* Start THE DATA *

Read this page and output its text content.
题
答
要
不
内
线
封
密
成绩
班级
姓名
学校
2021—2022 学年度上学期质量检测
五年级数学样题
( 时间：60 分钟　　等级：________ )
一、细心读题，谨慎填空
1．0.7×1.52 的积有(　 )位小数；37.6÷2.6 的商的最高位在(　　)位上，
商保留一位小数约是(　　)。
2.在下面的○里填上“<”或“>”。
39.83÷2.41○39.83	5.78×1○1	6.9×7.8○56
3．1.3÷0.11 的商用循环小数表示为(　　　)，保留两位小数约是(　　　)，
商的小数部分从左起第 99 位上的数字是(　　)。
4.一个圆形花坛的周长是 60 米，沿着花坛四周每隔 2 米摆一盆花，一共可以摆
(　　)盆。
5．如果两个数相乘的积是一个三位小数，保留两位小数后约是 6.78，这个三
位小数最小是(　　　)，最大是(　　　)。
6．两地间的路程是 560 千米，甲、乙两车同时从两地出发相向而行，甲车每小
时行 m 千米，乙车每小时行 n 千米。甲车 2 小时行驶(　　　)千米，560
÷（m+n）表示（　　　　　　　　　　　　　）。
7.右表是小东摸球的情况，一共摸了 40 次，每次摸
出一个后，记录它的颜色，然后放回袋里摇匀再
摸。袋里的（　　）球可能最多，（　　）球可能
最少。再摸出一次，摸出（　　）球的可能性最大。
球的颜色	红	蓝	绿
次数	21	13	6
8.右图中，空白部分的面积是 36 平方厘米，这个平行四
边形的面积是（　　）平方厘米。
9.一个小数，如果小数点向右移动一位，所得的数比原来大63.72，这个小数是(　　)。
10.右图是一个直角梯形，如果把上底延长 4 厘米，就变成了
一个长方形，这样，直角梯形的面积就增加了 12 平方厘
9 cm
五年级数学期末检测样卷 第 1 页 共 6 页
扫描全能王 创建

* End THE DATA *

* **YOUR TASK**
Every record should be given again exactly.

* **RIGHT ANSWER**
Read this page and output its text content.
题
答
要
不
内
线
封
密
成绩
班级
姓名
学校
2021—2022 学年度上学期质量检测
五年级数学样题
( 时间：60 分钟　　等级：________ )
一、细心读题，谨慎填空
1．0.7×1.52 的积有(　 )位小数；37.6÷2.6 的商的最高位在(　　)位上，
商保留一位小数约是(　　)。
2.在下面的○里填上“<”或“>”。
39.83÷2.41○39.83	5.78×1○1	6.9×7.8○56
3．1.3÷0.11 的商用循环小数表示为(　　　)，保留两位小数约是(　　　)，
商的小数部分从左起第 99 位上的数字是(　　)。
4.一个圆形花坛的周长是 60 米，沿着花坛四周每隔 2 米摆一盆花，一共可以摆
(　　)盆。
5．如果两个数相乘的积是一个三位小数，保留两位小数后约是 6.78，这个三
位小数最小是(　　　)，最大是(　　　)。
6．两地间的路程是 560 千米，甲、乙两车同时从两地出发相向而行，甲车每小
时行 m 千米，乙车每小时行 n 千米。甲车 2 小时行驶(　　　)千米，560
÷（m+n）表示（　　　　　　　　　　　　　）。
7.右表是小东摸球的情况，一共摸了 40 次，每次摸
出一个后，记录它的颜色，然后放回袋里摇匀再
摸。袋里的（　　）球可能最多，（　　）球可能
最少。再摸出一次，摸出（　　）球的可能性最大。
球的颜色	红	蓝	绿
次数	21	13	6
8.右图中，空白部分的面积是 36 平方厘米，这个平行四
边形的面积是（　　）平方厘米。
9.一个小数，如果小数点向右移动一位，所得的数比原来大63.72，这个小数是(　　)。
10.右图是一个直角梯形，如果把上底延长 4 厘米，就变成了
一个长方形，这样，直角梯形的面积就增加了 12 平方厘
9 cm
五年级数学期末检测样卷 第 1 页 共 6 页
扫描全能王 创建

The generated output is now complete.